Below are the records. Count the lines containing the string "tiene", and reply with the number alone.

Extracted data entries
/---
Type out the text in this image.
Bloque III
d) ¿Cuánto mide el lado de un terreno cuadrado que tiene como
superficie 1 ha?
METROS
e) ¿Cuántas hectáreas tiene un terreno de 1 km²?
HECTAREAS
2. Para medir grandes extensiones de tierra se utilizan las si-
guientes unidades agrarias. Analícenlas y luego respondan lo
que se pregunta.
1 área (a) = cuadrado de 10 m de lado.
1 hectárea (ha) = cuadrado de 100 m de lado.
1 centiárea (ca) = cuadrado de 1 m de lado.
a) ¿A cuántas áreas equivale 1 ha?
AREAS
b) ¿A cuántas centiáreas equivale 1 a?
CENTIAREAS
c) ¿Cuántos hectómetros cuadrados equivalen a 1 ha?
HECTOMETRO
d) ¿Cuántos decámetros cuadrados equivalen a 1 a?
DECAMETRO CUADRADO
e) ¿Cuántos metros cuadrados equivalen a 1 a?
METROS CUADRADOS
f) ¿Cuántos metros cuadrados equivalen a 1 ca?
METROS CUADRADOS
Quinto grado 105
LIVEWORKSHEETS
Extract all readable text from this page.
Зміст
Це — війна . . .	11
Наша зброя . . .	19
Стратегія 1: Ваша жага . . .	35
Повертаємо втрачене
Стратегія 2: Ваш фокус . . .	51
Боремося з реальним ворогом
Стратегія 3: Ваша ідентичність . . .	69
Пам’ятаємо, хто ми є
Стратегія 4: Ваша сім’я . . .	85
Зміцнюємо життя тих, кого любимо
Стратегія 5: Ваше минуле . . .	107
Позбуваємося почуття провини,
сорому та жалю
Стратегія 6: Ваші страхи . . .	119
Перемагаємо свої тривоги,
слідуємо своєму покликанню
\---
**Task response**
2